Data extracted from a collection:
%%
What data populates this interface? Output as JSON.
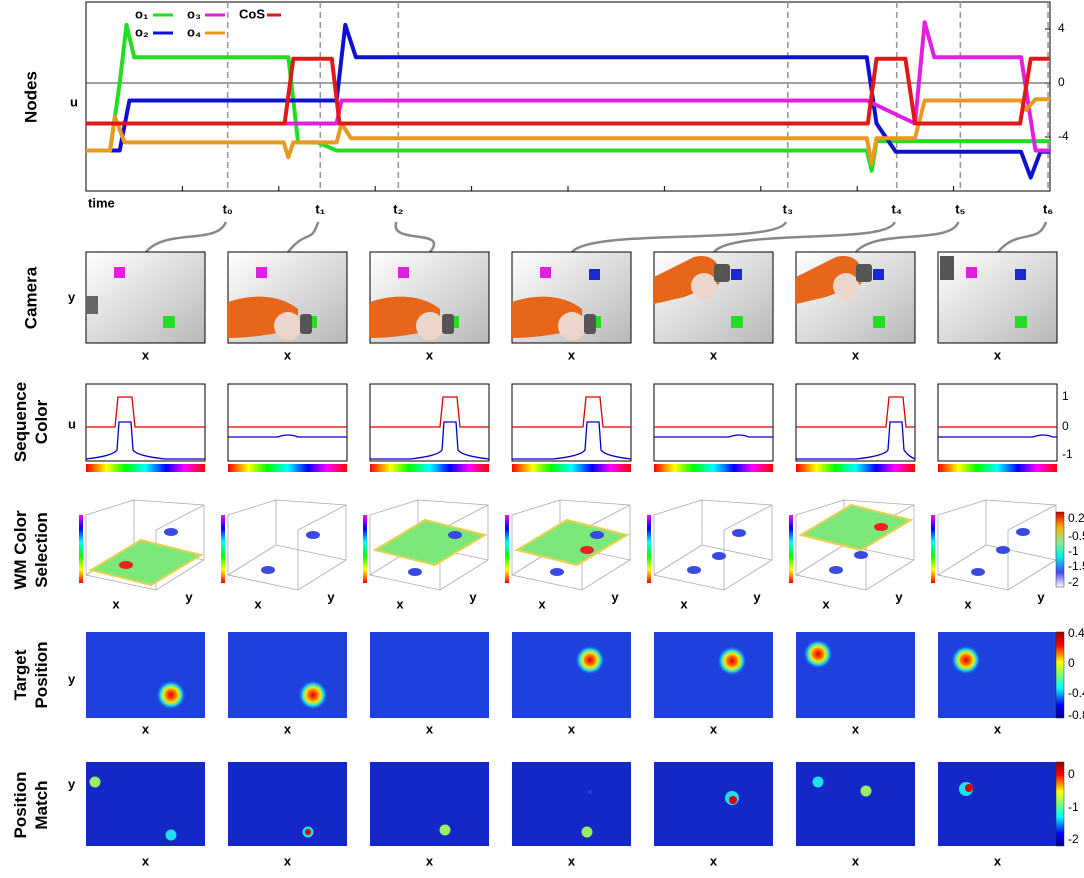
{
  "chart_data": {
    "type": "line",
    "row_label": "Nodes",
    "ylabel": "u",
    "xlabel": "time",
    "xlim": [
      0,
      100
    ],
    "ylim": [
      -8,
      6
    ],
    "yticks": [
      4,
      0,
      -4
    ],
    "zero_line": true,
    "series": [
      {
        "name": "o₁",
        "color": "#22dd22",
        "x": [
          0,
          2.5,
          3.5,
          4.2,
          5,
          21,
          22,
          24,
          26,
          81,
          81.5,
          82,
          100
        ],
        "values": [
          -5,
          -5,
          0,
          4.3,
          1.9,
          1.9,
          -4.4,
          -4.4,
          -5,
          -5,
          -6.5,
          -4.3,
          -4.3
        ]
      },
      {
        "name": "o₂",
        "color": "#1010d0",
        "x": [
          0,
          3.5,
          4.5,
          26,
          26.9,
          28,
          81,
          82,
          84,
          97,
          98,
          99,
          100
        ],
        "values": [
          -5,
          -5,
          -1.3,
          -1.3,
          4.3,
          1.9,
          1.9,
          -3,
          -5.1,
          -5.1,
          -7,
          -5.1,
          -5.1
        ]
      },
      {
        "name": "o₃",
        "color": "#e020e0",
        "x": [
          0,
          26,
          26.5,
          81,
          86,
          87,
          88,
          97,
          98.5,
          100
        ],
        "values": [
          -3,
          -3,
          -1.3,
          -1.3,
          -3,
          4.5,
          1.9,
          1.9,
          -5,
          -5
        ]
      },
      {
        "name": "o₄",
        "color": "#e89a20",
        "x": [
          0,
          2.5,
          3,
          4,
          20.5,
          21,
          21.5,
          26,
          26.5,
          27.5,
          81,
          81.5,
          82,
          86,
          87,
          97,
          97.5,
          98.5,
          100
        ],
        "values": [
          -5,
          -5,
          -2.5,
          -4.4,
          -4.4,
          -5.5,
          -4.4,
          -4.4,
          -3,
          -4.1,
          -4.1,
          -6,
          -4.1,
          -4.1,
          -1.3,
          -1.3,
          -2,
          -1.2,
          -1.2
        ]
      },
      {
        "name": "CoS",
        "color": "#e01818",
        "x": [
          0,
          20.6,
          21.5,
          25.5,
          26.3,
          81.1,
          82,
          85,
          86,
          96.9,
          98,
          100
        ],
        "values": [
          -3,
          -3,
          1.8,
          1.8,
          -3,
          -3,
          1.8,
          1.8,
          -3,
          -3,
          1.8,
          1.8
        ]
      }
    ],
    "markers": [
      {
        "label": "t₀",
        "x": 14.7
      },
      {
        "label": "t₁",
        "x": 24.3
      },
      {
        "label": "t₂",
        "x": 32.4
      },
      {
        "label": "t₃",
        "x": 72.8
      },
      {
        "label": "t₄",
        "x": 84.1
      },
      {
        "label": "t₅",
        "x": 90.7
      },
      {
        "label": "t₆",
        "x": 99.8
      }
    ]
  },
  "rows": {
    "camera": {
      "label": [
        "Camera"
      ],
      "x_label": "x",
      "y_label": "y"
    },
    "sequence_color": {
      "label": [
        "Sequence",
        "Color"
      ],
      "y_label": "u",
      "ticks": [
        "1",
        "0",
        "-1"
      ]
    },
    "wm_color_selection": {
      "label": [
        "WM Color",
        "Selection"
      ],
      "x_label": "x",
      "y_label": "y",
      "colorbar_ticks": [
        "0.2",
        "-0.5",
        "-1",
        "-1.5",
        "-2"
      ]
    },
    "target_position": {
      "label": [
        "Target",
        "Position"
      ],
      "x_label": "x",
      "y_label": "y",
      "colorbar_ticks": [
        "0.4",
        "0",
        "-0.4",
        "-0.8"
      ]
    },
    "position_match": {
      "label": [
        "Position",
        "Match"
      ],
      "x_label": "x",
      "y_label": "y",
      "colorbar_ticks": [
        "0",
        "-1",
        "-2"
      ]
    }
  }
}
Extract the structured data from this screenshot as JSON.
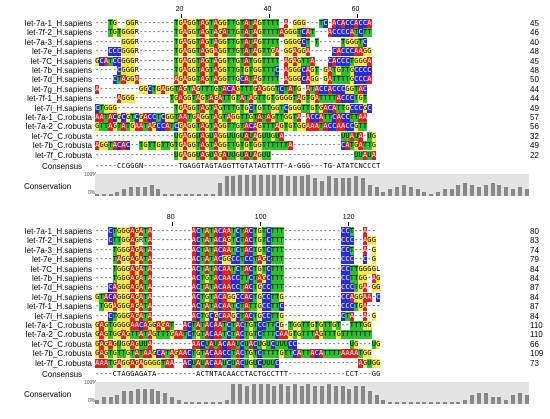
{
  "blocks": [
    {
      "ruler": [
        {
          "label": "20",
          "pos": 20
        },
        {
          "label": "40",
          "pos": 40
        },
        {
          "label": "60",
          "pos": 60
        }
      ],
      "rows": [
        {
          "name": "let-7a-1_H.sapiens",
          "seq": "---TG--GGR--------TGAGGTAGTAGGTTGTATAGTTTT-A-GGG---TC-ACACCACCA",
          "count": "45"
        },
        {
          "name": "let-7f-2_H.sapiens",
          "seq": "---TGTGGGR--------TGAGGTAGTAGATTGTATAGTTTTAGGGTCAT---ACCCCATCTT",
          "count": "46"
        },
        {
          "name": "let-7a-3_H.sapiens",
          "seq": "------GGGR--------TGAGGTAGTAGGTTGTATAGTTTT-GGGGCT-T-----TGGGTC",
          "count": "40"
        },
        {
          "name": "let-7e_H.sapiens",
          "seq": "---CCCGGGR--------TGAGGTAGGAGGTTGTATAGTTGA-GGAGGA-----CACCCAAGG",
          "count": "48"
        },
        {
          "name": "let-7C_H.sapiens",
          "seq": "GCATCCGGGR--------TGAGGTAGTAGGTTGTATGGTTTT-AGAGTTA---CACCCTGGGA",
          "count": "45"
        },
        {
          "name": "let-7b_H.sapiens",
          "seq": "-----CGGGR--------TGAGGTAGTAGGTTGTGTGGTTTC-AGGGCAGT-GATGTTGCCCC",
          "count": "48"
        },
        {
          "name": "let-7d_H.sapiens",
          "seq": "----CTAGGA--------AGAGGTAGTAGGTTGCATAGTTTT-AGGGCAGG-GATTTTGCCCA",
          "count": "50"
        },
        {
          "name": "let-7g_H.sapiens",
          "seq": "A---------GGCTGAGGTAGTAGTTTGTACAGTTTGAGGGTCTATG-ATACCACCCGGTAC",
          "count": "44"
        },
        {
          "name": "let-7f-1_H.sapiens",
          "seq": "-----AGGG--------TGAGGTAGTAGATTGTATAGTTGTGGGGTAGTGATTTTACCCTGT",
          "count": "44"
        },
        {
          "name": "let-7i_H.sapiens",
          "seq": "CTGGG-------------TGAGGTAGTAGTTTGTGCTGTTGGTCGGGTTGTGACATTGCCCGC",
          "count": "49"
        },
        {
          "name": "let-7a-1_C.robusta",
          "seq": "AATACGCGTCGACCTCGGTAATGAGGTAGTAGGTTGTATAGTTGGTA-ACCATTCACCTTAA",
          "count": "57"
        },
        {
          "name": "let-7a-2_C.robusta",
          "seq": "GTTAGTATGAATAGCCATCGAGGTAGTAGGTTGTACAGTTTAGTGTGGAAATACCAACCGTT",
          "count": "56"
        },
        {
          "name": "let-7C_C.robusta",
          "seq": "------------------UGAGGUAGUAGGUUGUAUAGUUGUA-------------UUAUA-UG",
          "count": "32"
        },
        {
          "name": "let-7b_C.robusta",
          "seq": "AGGTACAC--TGTTGTTGTGAGGTAGTAGGTTGTGTGGTTTTTTA-----------CATGATTG",
          "count": "49"
        },
        {
          "name": "let-7f_C.robusta",
          "seq": "------------------UGAGGUAGUAGAUUGUAUAGUU-------------------UUAUA",
          "count": "22"
        }
      ],
      "consensus": "-----CCGGGN--------TGAGGTAGTAGGTTGTATAGTTTT-A-GGG---TG-ATATCNCCCT",
      "conservation": [
        10,
        10,
        10,
        20,
        30,
        40,
        40,
        40,
        50,
        30,
        10,
        10,
        10,
        10,
        10,
        10,
        10,
        10,
        60,
        90,
        90,
        95,
        95,
        95,
        95,
        95,
        95,
        95,
        90,
        90,
        90,
        95,
        80,
        70,
        90,
        80,
        80,
        80,
        90,
        80,
        50,
        40,
        20,
        30,
        40,
        50,
        40,
        30,
        20,
        10,
        20,
        30,
        30,
        50,
        60,
        50,
        40,
        50,
        60,
        50,
        40,
        30,
        40,
        30
      ],
      "conservation_label": "Conservation",
      "consensus_label": "Consensus"
    },
    {
      "ruler": [
        {
          "label": "80",
          "pos": 80
        },
        {
          "label": "100",
          "pos": 100
        },
        {
          "label": "120",
          "pos": 120
        }
      ],
      "rows": [
        {
          "name": "let-7a-1_H.sapiens",
          "seq": "---CTGGGAGATA---------ACTATACAATCTACTGTCTTT-------------CCT--A--",
          "count": "80"
        },
        {
          "name": "let-7f-2_H.sapiens",
          "seq": "---CTTGGAGRTA---------ACTATACAGTCTACTGTCTTT-------------CCC--AGG",
          "count": "83"
        },
        {
          "name": "let-7a-3_H.sapiens",
          "seq": "----TGGGAGATA---------ACTATACAATCTACTGTCTTT-------------CCT--A-G",
          "count": "74"
        },
        {
          "name": "let-7e_H.sapiens",
          "seq": "----TAGGAGATA---------ACTATACGGCCTCCTAGCTTT-------------CCC--C-G",
          "count": "79"
        },
        {
          "name": "let-7C_H.sapiens",
          "seq": "----TGGGAGATA---------ACTATACAATCTACTGTCTTT-------------CCTTGGGGL",
          "count": "84"
        },
        {
          "name": "let-7b_H.sapiens",
          "seq": "----TGGGAGATA---------ACTGTACAACCTTCTAGCTTT-------------CCTTGG-AG",
          "count": "84"
        },
        {
          "name": "let-7d_H.sapiens",
          "seq": "---CAGGGAGATA---------ACTATACAACCTACTGCCTTT-------------CCCTGA-GG",
          "count": "87"
        },
        {
          "name": "let-7g_H.sapiens",
          "seq": "GTACAGGGAGATA---------ACTGTACAGGCCACTGCCTTG-------------CCAGGAA-C",
          "count": "84"
        },
        {
          "name": "let-7f-1_H.sapiens",
          "seq": "-TGGAGGGAGATA---------ACTATACAATCTATTGCCTTC-------------CCCTGA---",
          "count": "87"
        },
        {
          "name": "let-7i_H.sapiens",
          "seq": "---CTGGGAGATA---------ACTGCGCAAGCTACTGCCTTG-------------CTA--A-G",
          "count": "84"
        },
        {
          "name": "let-7a-1_C.robusta",
          "seq": "GAGTGGGGAACAGGAGAT--ACTATACAATCTACTGTCCTTCG-TGGTTGTGTTGT--TTTGG",
          "count": "110"
        },
        {
          "name": "let-7a-2_C.robusta",
          "seq": "GAGTGGAGTTATAGTTTGAATCTGTACAATCTACTGTCTTTCAAGTGTTTAGTTTGTTTTTTT",
          "count": "110"
        },
        {
          "name": "let-7C_C.robusta",
          "seq": "GAGAGUGGAGUUA---------AACUAUACAAUCUACUGUCUUUCC------------UG---UG",
          "count": "66"
        },
        {
          "name": "let-7b_C.robusta",
          "seq": "GAGTGTTGTATAAGCATAGAACTGTACAACCTACTGTCTTTTGTTCATTACATTTTAAAATGG",
          "count": "109"
        },
        {
          "name": "let-7f_C.robusta",
          "seq": "AAATGAGGAGAGGGGTAA--ACUAUACAAUCUACUGUCUUUC------------------AGUGG",
          "count": "73"
        }
      ],
      "consensus": "----CTAGGAGATA---------ACTNTACAACCTACTGCCTTT-------------CCT---GG",
      "conservation": [
        20,
        30,
        30,
        40,
        60,
        60,
        70,
        70,
        70,
        60,
        50,
        30,
        20,
        10,
        10,
        10,
        10,
        10,
        10,
        20,
        90,
        90,
        80,
        90,
        90,
        90,
        80,
        90,
        80,
        90,
        80,
        90,
        80,
        80,
        90,
        80,
        80,
        70,
        80,
        80,
        60,
        40,
        20,
        10,
        10,
        10,
        10,
        10,
        10,
        10,
        10,
        10,
        10,
        10,
        20,
        40,
        50,
        50,
        30,
        30,
        20,
        40,
        50,
        40
      ],
      "conservation_label": "Conservation",
      "consensus_label": "Consensus"
    }
  ],
  "colors": {
    "A": "#e01f1f",
    "C": "#2b2bd6",
    "G": "#f7e84a",
    "T": "#2ec12e",
    "U": "#2ec12e"
  },
  "pct_labels": {
    "top": "100%",
    "bottom": "0%"
  }
}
%%
§ Required task:
Looking at the listing above, count the lines that contain "TGAGGTAGTAGGTTGTATAGTTTT" and give nothing but the number.

§ Written response:
3